┌─ Working data

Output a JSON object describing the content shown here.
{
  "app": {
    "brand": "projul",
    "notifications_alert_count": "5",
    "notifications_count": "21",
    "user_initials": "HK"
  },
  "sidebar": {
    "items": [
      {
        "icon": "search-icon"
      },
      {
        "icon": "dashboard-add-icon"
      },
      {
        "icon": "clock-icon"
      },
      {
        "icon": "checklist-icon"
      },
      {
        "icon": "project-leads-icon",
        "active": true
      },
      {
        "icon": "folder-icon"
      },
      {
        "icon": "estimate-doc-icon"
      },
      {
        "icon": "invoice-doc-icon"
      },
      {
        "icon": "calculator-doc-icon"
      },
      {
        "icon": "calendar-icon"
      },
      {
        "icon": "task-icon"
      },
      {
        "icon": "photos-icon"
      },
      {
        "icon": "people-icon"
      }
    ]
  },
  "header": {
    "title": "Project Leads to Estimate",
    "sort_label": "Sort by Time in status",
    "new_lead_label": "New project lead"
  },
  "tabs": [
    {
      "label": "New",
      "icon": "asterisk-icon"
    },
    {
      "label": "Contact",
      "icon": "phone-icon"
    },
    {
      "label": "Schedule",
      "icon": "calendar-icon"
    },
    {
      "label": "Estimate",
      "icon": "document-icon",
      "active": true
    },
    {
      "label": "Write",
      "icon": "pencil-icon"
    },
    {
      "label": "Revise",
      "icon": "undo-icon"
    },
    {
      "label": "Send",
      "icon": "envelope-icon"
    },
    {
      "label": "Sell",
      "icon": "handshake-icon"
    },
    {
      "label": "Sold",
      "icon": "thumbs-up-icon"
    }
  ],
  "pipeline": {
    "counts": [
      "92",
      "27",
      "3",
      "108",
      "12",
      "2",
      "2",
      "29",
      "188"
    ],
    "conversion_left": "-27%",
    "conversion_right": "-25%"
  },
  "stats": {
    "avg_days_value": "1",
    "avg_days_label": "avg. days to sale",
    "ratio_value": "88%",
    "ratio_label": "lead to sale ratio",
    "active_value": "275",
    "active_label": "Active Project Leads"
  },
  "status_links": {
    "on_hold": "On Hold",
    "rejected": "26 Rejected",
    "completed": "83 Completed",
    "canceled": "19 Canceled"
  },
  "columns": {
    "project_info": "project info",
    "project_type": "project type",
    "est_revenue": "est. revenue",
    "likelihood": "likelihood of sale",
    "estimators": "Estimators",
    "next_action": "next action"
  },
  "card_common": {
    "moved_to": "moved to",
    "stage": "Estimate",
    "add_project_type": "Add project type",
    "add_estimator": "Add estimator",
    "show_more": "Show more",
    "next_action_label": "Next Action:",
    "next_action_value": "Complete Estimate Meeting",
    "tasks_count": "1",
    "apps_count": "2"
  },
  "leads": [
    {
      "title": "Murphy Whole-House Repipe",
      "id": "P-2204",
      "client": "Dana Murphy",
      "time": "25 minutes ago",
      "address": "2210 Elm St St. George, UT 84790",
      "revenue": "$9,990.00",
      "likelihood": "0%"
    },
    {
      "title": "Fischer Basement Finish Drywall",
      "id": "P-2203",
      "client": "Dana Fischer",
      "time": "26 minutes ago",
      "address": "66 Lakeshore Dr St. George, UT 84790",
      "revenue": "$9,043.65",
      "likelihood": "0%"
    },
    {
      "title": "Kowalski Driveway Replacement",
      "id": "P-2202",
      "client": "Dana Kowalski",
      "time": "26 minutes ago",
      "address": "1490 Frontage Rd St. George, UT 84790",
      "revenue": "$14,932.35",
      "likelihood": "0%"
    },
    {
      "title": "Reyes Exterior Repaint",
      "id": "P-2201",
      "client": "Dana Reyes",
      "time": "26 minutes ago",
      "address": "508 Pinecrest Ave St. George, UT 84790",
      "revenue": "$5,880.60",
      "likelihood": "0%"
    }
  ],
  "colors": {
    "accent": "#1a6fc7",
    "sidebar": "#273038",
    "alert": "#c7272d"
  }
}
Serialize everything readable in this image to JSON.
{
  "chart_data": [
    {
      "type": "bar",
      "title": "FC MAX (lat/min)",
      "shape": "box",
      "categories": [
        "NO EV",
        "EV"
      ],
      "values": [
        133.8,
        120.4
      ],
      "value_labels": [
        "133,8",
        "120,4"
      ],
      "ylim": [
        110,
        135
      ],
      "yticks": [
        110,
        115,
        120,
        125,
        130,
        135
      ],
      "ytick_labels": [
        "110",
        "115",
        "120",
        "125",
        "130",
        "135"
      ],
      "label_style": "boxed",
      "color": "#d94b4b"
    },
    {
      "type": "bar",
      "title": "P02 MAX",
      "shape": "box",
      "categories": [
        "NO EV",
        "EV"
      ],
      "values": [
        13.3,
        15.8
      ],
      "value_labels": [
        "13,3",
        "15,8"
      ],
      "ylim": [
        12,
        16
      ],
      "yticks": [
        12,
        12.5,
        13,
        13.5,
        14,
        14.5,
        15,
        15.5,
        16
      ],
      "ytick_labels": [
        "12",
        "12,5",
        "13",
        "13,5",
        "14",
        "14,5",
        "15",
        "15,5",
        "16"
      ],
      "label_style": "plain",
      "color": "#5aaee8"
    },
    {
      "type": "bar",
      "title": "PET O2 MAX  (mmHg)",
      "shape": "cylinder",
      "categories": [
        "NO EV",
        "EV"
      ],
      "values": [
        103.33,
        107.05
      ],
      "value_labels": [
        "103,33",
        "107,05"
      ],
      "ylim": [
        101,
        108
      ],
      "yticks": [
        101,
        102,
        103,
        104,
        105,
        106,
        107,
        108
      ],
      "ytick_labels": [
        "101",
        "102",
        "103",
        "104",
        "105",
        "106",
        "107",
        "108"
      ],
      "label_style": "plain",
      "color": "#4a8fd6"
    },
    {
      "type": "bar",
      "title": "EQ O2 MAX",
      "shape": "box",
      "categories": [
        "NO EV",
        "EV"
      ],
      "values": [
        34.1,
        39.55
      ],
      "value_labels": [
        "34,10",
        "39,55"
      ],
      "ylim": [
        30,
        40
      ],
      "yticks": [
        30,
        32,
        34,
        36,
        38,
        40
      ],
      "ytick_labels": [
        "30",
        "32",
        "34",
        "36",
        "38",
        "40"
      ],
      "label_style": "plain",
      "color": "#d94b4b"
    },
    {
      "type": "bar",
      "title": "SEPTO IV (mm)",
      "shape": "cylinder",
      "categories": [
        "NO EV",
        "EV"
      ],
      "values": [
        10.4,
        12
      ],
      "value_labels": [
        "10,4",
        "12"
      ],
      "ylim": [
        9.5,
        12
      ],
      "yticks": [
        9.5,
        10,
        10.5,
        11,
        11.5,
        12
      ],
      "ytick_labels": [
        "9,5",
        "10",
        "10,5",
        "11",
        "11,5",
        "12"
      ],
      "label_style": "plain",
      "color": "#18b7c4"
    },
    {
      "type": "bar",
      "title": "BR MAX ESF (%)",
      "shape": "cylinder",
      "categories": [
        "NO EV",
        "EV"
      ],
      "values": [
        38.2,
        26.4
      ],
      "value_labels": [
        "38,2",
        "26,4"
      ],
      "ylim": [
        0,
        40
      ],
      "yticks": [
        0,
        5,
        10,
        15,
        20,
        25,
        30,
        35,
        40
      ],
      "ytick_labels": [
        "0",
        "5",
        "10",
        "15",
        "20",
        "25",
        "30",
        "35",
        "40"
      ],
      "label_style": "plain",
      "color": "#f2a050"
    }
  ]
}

└─

Restate each of the entries above verbatim.

Output a JSON object describing the content shown here.
{
  "app": {
    "brand": "projul",
    "notifications_alert_count": "5",
    "notifications_count": "21",
    "user_initials": "HK"
  },
  "sidebar": {
    "items": [
      {
        "icon": "search-icon"
      },
      {
        "icon": "dashboard-add-icon"
      },
      {
        "icon": "clock-icon"
      },
      {
        "icon": "checklist-icon"
      },
      {
        "icon": "project-leads-icon",
        "active": true
      },
      {
        "icon": "folder-icon"
      },
      {
        "icon": "estimate-doc-icon"
      },
      {
        "icon": "invoice-doc-icon"
      },
      {
        "icon": "calculator-doc-icon"
      },
      {
        "icon": "calendar-icon"
      },
      {
        "icon": "task-icon"
      },
      {
        "icon": "photos-icon"
      },
      {
        "icon": "people-icon"
      }
    ]
  },
  "header": {
    "title": "Project Leads to Estimate",
    "sort_label": "Sort by Time in status",
    "new_lead_label": "New project lead"
  },
  "tabs": [
    {
      "label": "New",
      "icon": "asterisk-icon"
    },
    {
      "label": "Contact",
      "icon": "phone-icon"
    },
    {
      "label": "Schedule",
      "icon": "calendar-icon"
    },
    {
      "label": "Estimate",
      "icon": "document-icon",
      "active": true
    },
    {
      "label": "Write",
      "icon": "pencil-icon"
    },
    {
      "label": "Revise",
      "icon": "undo-icon"
    },
    {
      "label": "Send",
      "icon": "envelope-icon"
    },
    {
      "label": "Sell",
      "icon": "handshake-icon"
    },
    {
      "label": "Sold",
      "icon": "thumbs-up-icon"
    }
  ],
  "pipeline": {
    "counts": [
      "92",
      "27",
      "3",
      "108",
      "12",
      "2",
      "2",
      "29",
      "188"
    ],
    "conversion_left": "-27%",
    "conversion_right": "-25%"
  },
  "stats": {
    "avg_days_value": "1",
    "avg_days_label": "avg. days to sale",
    "ratio_value": "88%",
    "ratio_label": "lead to sale ratio",
    "active_value": "275",
    "active_label": "Active Project Leads"
  },
  "status_links": {
    "on_hold": "On Hold",
    "rejected": "26 Rejected",
    "completed": "83 Completed",
    "canceled": "19 Canceled"
  },
  "columns": {
    "project_info": "project info",
    "project_type": "project type",
    "est_revenue": "est. revenue",
    "likelihood": "likelihood of sale",
    "estimators": "Estimators",
    "next_action": "next action"
  },
  "card_common": {
    "moved_to": "moved to",
    "stage": "Estimate",
    "add_project_type": "Add project type",
    "add_estimator": "Add estimator",
    "show_more": "Show more",
    "next_action_label": "Next Action:",
    "next_action_value": "Complete Estimate Meeting",
    "tasks_count": "1",
    "apps_count": "2"
  },
  "leads": [
    {
      "title": "Murphy Whole-House Repipe",
      "id": "P-2204",
      "client": "Dana Murphy",
      "time": "25 minutes ago",
      "address": "2210 Elm St St. George, UT 84790",
      "revenue": "$9,990.00",
      "likelihood": "0%"
    },
    {
      "title": "Fischer Basement Finish Drywall",
      "id": "P-2203",
      "client": "Dana Fischer",
      "time": "26 minutes ago",
      "address": "66 Lakeshore Dr St. George, UT 84790",
      "revenue": "$9,043.65",
      "likelihood": "0%"
    },
    {
      "title": "Kowalski Driveway Replacement",
      "id": "P-2202",
      "client": "Dana Kowalski",
      "time": "26 minutes ago",
      "address": "1490 Frontage Rd St. George, UT 84790",
      "revenue": "$14,932.35",
      "likelihood": "0%"
    },
    {
      "title": "Reyes Exterior Repaint",
      "id": "P-2201",
      "client": "Dana Reyes",
      "time": "26 minutes ago",
      "address": "508 Pinecrest Ave St. George, UT 84790",
      "revenue": "$5,880.60",
      "likelihood": "0%"
    }
  ],
  "colors": {
    "accent": "#1a6fc7",
    "sidebar": "#273038",
    "alert": "#c7272d"
  }
}
Serialize everything readable in this image to JSON.
{
  "chart_data": [
    {
      "type": "bar",
      "title": "FC MAX (lat/min)",
      "shape": "box",
      "categories": [
        "NO EV",
        "EV"
      ],
      "values": [
        133.8,
        120.4
      ],
      "value_labels": [
        "133,8",
        "120,4"
      ],
      "ylim": [
        110,
        135
      ],
      "yticks": [
        110,
        115,
        120,
        125,
        130,
        135
      ],
      "ytick_labels": [
        "110",
        "115",
        "120",
        "125",
        "130",
        "135"
      ],
      "label_style": "boxed",
      "color": "#d94b4b"
    },
    {
      "type": "bar",
      "title": "P02 MAX",
      "shape": "box",
      "categories": [
        "NO EV",
        "EV"
      ],
      "values": [
        13.3,
        15.8
      ],
      "value_labels": [
        "13,3",
        "15,8"
      ],
      "ylim": [
        12,
        16
      ],
      "yticks": [
        12,
        12.5,
        13,
        13.5,
        14,
        14.5,
        15,
        15.5,
        16
      ],
      "ytick_labels": [
        "12",
        "12,5",
        "13",
        "13,5",
        "14",
        "14,5",
        "15",
        "15,5",
        "16"
      ],
      "label_style": "plain",
      "color": "#5aaee8"
    },
    {
      "type": "bar",
      "title": "PET O2 MAX  (mmHg)",
      "shape": "cylinder",
      "categories": [
        "NO EV",
        "EV"
      ],
      "values": [
        103.33,
        107.05
      ],
      "value_labels": [
        "103,33",
        "107,05"
      ],
      "ylim": [
        101,
        108
      ],
      "yticks": [
        101,
        102,
        103,
        104,
        105,
        106,
        107,
        108
      ],
      "ytick_labels": [
        "101",
        "102",
        "103",
        "104",
        "105",
        "106",
        "107",
        "108"
      ],
      "label_style": "plain",
      "color": "#4a8fd6"
    },
    {
      "type": "bar",
      "title": "EQ O2 MAX",
      "shape": "box",
      "categories": [
        "NO EV",
        "EV"
      ],
      "values": [
        34.1,
        39.55
      ],
      "value_labels": [
        "34,10",
        "39,55"
      ],
      "ylim": [
        30,
        40
      ],
      "yticks": [
        30,
        32,
        34,
        36,
        38,
        40
      ],
      "ytick_labels": [
        "30",
        "32",
        "34",
        "36",
        "38",
        "40"
      ],
      "label_style": "plain",
      "color": "#d94b4b"
    },
    {
      "type": "bar",
      "title": "SEPTO IV (mm)",
      "shape": "cylinder",
      "categories": [
        "NO EV",
        "EV"
      ],
      "values": [
        10.4,
        12
      ],
      "value_labels": [
        "10,4",
        "12"
      ],
      "ylim": [
        9.5,
        12
      ],
      "yticks": [
        9.5,
        10,
        10.5,
        11,
        11.5,
        12
      ],
      "ytick_labels": [
        "9,5",
        "10",
        "10,5",
        "11",
        "11,5",
        "12"
      ],
      "label_style": "plain",
      "color": "#18b7c4"
    },
    {
      "type": "bar",
      "title": "BR MAX ESF (%)",
      "shape": "cylinder",
      "categories": [
        "NO EV",
        "EV"
      ],
      "values": [
        38.2,
        26.4
      ],
      "value_labels": [
        "38,2",
        "26,4"
      ],
      "ylim": [
        0,
        40
      ],
      "yticks": [
        0,
        5,
        10,
        15,
        20,
        25,
        30,
        35,
        40
      ],
      "ytick_labels": [
        "0",
        "5",
        "10",
        "15",
        "20",
        "25",
        "30",
        "35",
        "40"
      ],
      "label_style": "plain",
      "color": "#f2a050"
    }
  ]
}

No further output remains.